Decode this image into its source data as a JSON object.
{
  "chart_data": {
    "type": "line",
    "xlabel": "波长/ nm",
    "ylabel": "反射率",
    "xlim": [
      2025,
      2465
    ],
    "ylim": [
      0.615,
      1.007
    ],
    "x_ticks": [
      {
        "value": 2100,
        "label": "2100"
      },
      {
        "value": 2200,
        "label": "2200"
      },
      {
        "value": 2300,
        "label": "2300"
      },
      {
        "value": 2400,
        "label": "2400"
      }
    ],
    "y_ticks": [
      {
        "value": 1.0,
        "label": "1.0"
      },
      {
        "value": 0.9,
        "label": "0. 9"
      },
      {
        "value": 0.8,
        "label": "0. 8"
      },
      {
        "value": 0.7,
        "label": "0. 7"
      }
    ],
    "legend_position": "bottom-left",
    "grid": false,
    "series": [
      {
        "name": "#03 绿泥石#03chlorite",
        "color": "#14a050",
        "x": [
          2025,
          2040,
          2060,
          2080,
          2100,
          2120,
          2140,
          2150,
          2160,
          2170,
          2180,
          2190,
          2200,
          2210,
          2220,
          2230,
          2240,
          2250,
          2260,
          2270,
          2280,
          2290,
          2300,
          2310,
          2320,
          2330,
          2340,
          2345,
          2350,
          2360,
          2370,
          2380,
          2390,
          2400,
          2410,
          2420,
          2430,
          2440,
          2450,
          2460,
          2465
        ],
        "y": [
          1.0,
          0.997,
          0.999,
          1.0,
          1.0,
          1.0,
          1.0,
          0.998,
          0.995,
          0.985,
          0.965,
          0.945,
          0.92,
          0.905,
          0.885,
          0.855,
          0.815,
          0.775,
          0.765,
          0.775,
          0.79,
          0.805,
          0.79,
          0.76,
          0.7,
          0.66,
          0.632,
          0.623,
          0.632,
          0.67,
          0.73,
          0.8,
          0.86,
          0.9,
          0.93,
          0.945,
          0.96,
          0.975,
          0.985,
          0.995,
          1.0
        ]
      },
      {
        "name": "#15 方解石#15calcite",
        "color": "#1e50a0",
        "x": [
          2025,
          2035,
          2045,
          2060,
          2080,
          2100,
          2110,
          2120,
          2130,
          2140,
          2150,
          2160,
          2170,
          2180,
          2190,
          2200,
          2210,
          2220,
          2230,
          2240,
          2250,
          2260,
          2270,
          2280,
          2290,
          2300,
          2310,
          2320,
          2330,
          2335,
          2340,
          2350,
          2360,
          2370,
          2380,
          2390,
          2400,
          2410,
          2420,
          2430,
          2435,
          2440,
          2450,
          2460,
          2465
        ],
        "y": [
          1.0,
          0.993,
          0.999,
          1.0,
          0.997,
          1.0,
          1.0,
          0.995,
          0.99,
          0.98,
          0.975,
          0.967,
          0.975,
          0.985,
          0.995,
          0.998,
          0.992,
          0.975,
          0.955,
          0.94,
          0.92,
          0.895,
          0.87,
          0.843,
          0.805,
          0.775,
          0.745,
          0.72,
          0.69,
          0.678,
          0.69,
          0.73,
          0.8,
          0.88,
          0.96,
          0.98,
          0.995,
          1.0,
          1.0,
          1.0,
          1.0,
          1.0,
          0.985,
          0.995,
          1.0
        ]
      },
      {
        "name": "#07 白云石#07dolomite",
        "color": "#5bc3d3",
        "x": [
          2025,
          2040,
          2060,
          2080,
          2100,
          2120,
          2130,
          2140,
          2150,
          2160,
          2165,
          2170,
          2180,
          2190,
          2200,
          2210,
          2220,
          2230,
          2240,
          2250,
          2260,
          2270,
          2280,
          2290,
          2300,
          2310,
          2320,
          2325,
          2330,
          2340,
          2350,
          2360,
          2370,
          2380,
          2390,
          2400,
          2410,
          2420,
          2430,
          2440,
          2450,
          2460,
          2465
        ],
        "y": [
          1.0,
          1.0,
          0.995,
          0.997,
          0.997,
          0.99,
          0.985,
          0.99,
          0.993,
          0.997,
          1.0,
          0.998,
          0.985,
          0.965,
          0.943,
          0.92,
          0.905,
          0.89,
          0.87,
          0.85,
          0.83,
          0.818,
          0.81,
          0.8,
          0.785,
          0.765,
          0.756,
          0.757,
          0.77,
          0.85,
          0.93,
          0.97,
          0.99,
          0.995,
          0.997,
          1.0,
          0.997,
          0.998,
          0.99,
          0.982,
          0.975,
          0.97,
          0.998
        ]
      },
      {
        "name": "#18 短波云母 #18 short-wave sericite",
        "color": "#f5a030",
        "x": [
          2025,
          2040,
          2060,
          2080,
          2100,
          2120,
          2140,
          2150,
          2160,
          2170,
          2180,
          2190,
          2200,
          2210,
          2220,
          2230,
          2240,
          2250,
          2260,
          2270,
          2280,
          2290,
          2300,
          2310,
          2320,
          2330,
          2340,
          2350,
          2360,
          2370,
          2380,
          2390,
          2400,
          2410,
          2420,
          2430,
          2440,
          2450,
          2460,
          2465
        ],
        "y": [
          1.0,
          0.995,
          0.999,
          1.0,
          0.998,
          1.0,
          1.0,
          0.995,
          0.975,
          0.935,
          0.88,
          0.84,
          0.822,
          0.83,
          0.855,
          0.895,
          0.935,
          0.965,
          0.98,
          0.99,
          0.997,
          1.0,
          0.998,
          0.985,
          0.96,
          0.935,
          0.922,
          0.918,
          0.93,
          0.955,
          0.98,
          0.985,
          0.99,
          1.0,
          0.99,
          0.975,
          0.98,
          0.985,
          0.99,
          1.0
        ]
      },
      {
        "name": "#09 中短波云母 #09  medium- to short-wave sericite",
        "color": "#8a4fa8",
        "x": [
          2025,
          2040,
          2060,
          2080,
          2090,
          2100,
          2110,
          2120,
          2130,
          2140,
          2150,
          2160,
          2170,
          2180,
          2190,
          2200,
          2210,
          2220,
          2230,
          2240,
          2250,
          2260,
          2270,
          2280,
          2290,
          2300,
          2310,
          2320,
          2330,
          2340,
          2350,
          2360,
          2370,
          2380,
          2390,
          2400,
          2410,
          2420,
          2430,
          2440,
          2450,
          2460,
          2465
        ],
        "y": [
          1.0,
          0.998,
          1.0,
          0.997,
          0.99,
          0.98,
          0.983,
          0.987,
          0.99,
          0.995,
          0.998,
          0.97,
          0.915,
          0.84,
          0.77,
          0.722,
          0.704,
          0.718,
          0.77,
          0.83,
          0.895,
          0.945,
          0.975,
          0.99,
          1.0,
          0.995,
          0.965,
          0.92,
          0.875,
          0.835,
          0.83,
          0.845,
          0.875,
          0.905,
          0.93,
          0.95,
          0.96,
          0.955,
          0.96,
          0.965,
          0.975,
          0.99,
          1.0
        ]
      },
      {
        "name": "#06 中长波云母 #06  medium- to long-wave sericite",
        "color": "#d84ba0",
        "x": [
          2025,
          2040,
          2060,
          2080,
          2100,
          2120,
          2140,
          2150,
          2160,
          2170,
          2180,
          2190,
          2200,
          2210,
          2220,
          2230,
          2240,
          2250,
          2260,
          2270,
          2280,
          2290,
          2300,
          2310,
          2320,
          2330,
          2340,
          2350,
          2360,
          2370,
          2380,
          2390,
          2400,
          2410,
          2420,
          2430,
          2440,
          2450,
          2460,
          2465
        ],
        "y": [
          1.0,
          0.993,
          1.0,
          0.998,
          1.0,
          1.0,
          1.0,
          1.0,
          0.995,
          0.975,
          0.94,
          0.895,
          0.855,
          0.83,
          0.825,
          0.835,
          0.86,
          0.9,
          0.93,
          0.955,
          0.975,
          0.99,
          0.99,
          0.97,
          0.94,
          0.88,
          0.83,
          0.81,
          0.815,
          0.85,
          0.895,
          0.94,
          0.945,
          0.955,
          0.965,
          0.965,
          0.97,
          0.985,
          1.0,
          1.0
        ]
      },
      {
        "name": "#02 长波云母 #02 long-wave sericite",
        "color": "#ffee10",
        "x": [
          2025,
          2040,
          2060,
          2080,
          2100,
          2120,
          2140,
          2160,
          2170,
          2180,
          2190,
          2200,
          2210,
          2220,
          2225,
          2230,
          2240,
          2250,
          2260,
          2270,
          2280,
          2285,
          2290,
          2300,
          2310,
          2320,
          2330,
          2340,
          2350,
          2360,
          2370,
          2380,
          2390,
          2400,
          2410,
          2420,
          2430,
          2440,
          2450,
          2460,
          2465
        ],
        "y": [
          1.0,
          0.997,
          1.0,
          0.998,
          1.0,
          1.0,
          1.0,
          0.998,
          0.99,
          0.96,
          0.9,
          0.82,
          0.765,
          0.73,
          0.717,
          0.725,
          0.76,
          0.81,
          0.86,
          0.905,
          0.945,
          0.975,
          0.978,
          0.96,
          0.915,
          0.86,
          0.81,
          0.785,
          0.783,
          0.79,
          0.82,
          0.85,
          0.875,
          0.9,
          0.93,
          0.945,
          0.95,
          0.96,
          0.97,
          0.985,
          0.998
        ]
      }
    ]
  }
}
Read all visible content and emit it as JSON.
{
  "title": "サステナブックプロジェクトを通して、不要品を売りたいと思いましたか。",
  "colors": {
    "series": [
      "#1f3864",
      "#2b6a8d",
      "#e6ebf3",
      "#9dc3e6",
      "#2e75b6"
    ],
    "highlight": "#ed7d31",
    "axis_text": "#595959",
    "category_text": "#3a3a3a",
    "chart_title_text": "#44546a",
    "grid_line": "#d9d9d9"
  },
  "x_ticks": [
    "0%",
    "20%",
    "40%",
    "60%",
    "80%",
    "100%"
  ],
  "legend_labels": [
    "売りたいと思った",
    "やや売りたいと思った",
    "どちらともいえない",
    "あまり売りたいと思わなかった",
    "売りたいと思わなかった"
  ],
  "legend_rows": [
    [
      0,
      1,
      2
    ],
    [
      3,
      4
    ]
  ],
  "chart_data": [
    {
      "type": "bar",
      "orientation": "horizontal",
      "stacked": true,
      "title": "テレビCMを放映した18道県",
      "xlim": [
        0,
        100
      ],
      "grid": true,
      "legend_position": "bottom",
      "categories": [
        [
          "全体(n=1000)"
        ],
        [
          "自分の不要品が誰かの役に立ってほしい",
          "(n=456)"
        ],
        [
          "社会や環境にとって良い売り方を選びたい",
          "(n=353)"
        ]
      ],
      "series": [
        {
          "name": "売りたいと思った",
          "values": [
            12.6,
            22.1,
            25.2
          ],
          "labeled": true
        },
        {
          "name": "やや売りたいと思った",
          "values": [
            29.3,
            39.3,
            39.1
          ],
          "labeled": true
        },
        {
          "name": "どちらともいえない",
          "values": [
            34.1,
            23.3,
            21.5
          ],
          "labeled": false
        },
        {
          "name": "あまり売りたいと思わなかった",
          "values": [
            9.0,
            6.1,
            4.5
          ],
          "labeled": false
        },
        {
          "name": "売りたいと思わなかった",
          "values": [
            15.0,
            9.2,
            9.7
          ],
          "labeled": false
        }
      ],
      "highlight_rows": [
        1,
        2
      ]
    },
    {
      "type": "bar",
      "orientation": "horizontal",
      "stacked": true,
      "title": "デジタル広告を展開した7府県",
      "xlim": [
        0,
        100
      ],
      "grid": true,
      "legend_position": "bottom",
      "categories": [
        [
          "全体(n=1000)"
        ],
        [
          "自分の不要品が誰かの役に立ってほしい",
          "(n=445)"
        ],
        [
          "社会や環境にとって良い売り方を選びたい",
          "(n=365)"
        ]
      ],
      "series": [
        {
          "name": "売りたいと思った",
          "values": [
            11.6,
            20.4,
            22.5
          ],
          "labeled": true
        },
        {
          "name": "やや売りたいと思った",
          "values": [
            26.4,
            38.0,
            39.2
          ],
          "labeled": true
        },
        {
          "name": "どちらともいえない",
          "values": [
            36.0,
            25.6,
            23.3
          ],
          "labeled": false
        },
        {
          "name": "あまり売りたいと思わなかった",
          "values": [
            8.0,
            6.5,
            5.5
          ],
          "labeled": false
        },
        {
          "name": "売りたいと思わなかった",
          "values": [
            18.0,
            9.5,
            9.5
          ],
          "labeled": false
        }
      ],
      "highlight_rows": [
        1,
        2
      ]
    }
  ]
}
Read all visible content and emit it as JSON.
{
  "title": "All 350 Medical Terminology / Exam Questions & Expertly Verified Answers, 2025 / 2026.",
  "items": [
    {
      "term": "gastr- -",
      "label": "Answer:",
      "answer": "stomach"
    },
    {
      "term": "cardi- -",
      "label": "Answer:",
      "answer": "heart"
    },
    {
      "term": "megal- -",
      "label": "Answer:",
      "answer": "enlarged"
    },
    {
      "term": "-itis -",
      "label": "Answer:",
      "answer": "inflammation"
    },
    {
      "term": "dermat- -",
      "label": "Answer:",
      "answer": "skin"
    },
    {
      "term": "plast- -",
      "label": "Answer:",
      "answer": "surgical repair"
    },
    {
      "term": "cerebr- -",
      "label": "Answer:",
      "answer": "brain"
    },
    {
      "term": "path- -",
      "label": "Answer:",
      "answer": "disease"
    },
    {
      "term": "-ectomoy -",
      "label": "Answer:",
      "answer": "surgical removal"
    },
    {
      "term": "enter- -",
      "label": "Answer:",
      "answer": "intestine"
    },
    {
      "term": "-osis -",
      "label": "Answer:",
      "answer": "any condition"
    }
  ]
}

▶ Exercise
Output a single number: how many lines contain the word "wave".

▶ Task result
4